## [Exercise instructions]
Narrow the data below down to the lines containing "Santa".
**** Entries supplied ****
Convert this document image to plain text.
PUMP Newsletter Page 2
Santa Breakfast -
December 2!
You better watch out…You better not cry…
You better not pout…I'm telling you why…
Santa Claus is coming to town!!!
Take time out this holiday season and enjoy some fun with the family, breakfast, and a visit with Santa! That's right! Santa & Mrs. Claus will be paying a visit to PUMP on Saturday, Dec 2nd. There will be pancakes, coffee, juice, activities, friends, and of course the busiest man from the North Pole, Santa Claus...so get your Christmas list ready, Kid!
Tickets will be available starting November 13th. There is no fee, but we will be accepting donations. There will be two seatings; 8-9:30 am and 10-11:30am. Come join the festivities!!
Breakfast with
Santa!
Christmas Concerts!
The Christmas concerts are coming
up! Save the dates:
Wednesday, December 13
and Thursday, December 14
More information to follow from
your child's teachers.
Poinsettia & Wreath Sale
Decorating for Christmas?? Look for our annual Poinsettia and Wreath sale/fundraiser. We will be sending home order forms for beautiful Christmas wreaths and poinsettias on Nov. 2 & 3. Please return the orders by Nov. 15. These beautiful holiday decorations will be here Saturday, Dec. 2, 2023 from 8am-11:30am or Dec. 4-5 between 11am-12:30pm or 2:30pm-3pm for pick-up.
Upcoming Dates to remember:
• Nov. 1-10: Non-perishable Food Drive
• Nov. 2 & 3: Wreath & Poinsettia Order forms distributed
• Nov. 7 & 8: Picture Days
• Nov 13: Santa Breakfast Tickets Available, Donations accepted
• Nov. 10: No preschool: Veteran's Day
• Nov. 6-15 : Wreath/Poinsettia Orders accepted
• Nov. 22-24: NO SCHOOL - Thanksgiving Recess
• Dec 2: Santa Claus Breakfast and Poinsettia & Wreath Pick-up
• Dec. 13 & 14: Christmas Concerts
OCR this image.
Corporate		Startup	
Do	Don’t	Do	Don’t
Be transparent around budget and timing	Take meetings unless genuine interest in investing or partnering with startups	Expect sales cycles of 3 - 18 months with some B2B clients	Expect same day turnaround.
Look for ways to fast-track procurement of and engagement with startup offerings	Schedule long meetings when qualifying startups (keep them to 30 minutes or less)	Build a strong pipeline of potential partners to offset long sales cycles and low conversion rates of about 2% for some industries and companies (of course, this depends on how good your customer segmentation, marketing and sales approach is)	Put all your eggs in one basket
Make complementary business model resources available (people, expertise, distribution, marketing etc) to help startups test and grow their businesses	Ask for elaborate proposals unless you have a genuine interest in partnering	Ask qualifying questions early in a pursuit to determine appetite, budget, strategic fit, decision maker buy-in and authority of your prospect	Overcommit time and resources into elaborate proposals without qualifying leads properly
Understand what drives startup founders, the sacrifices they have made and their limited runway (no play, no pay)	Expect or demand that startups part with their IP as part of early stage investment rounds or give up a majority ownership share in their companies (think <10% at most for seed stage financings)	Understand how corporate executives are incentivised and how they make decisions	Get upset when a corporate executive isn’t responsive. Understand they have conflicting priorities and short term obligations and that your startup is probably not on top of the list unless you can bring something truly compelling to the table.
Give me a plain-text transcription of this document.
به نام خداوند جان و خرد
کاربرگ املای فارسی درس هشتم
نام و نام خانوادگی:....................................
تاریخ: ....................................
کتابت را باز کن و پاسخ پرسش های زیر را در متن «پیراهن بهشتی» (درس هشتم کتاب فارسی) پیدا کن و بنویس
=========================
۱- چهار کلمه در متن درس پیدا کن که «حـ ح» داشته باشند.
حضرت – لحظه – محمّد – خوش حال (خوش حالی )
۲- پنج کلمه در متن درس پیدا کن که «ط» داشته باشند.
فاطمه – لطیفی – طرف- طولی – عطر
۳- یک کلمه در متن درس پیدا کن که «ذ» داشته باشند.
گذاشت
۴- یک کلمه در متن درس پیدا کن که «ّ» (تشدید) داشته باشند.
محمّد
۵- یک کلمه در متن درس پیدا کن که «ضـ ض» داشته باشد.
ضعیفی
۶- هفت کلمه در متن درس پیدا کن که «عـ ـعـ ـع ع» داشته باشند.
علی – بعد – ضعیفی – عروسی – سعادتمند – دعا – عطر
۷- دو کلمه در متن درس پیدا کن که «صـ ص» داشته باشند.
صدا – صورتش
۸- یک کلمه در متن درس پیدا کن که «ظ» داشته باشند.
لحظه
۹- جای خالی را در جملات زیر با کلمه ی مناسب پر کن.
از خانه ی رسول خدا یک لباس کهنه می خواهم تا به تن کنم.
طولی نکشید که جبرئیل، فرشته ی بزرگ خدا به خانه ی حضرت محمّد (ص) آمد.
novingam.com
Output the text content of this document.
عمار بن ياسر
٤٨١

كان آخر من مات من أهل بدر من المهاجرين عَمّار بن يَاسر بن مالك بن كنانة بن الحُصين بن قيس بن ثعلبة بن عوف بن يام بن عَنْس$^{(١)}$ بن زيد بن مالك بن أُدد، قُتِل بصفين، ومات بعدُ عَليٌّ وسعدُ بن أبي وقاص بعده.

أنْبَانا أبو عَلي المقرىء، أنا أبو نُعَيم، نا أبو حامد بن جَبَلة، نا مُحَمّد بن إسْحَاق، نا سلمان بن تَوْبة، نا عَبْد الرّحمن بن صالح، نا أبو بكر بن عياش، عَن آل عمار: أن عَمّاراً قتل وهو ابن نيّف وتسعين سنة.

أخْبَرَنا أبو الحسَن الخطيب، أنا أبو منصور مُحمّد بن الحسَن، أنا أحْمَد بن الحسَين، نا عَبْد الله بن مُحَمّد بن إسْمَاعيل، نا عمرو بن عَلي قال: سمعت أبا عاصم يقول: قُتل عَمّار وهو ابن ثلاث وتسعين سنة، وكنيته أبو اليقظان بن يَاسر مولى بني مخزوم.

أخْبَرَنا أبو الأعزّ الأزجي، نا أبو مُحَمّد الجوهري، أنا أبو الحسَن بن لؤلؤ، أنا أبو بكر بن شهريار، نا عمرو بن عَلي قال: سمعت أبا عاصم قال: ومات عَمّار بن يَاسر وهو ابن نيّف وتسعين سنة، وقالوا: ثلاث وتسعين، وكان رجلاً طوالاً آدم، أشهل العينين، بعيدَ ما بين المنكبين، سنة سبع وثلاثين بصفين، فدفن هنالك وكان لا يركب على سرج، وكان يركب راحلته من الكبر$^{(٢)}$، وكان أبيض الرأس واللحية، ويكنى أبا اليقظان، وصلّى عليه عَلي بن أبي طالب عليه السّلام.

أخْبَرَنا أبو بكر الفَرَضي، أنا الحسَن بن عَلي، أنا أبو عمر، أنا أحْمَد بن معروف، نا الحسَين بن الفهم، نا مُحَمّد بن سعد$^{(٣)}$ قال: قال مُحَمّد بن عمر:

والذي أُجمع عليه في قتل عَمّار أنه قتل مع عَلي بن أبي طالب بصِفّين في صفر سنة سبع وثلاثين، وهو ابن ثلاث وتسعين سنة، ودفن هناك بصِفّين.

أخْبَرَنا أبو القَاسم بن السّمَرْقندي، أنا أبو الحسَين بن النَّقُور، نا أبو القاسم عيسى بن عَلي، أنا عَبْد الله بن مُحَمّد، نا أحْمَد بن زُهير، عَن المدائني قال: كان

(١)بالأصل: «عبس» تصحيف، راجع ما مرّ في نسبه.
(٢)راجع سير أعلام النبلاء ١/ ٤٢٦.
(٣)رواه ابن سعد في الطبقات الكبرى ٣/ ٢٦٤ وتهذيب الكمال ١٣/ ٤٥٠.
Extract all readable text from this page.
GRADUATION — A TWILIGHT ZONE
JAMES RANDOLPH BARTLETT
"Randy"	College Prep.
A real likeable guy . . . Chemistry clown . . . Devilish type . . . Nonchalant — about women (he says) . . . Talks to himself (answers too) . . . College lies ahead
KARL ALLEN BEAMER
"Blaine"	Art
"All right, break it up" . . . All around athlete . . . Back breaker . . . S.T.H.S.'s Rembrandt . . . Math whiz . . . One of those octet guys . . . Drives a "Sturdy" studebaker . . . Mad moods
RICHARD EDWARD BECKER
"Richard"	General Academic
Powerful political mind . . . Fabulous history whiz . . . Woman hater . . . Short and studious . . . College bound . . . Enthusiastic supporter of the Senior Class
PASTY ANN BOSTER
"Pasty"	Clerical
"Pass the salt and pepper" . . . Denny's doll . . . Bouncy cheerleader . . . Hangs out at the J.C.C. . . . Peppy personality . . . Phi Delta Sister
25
****
## [Answer in full]
Santa Breakfast -
Santa Claus is coming to town!!!
Take time out this holiday season and enjoy some fun with the family, breakfast, and a visit with Santa! That's right! Santa & Mrs. Claus will be paying a visit to PUMP on Saturday, Dec 2nd. There will be pancakes, coffee, juice, activities, friends, and of course the busiest man from the North Pole, Santa Claus...so get your Christmas list ready, Kid!
Santa!
• Nov 13: Santa Breakfast Tickets Available, Donations accepted
• Dec 2: Santa Claus Breakfast and Poinsettia & Wreath Pick-up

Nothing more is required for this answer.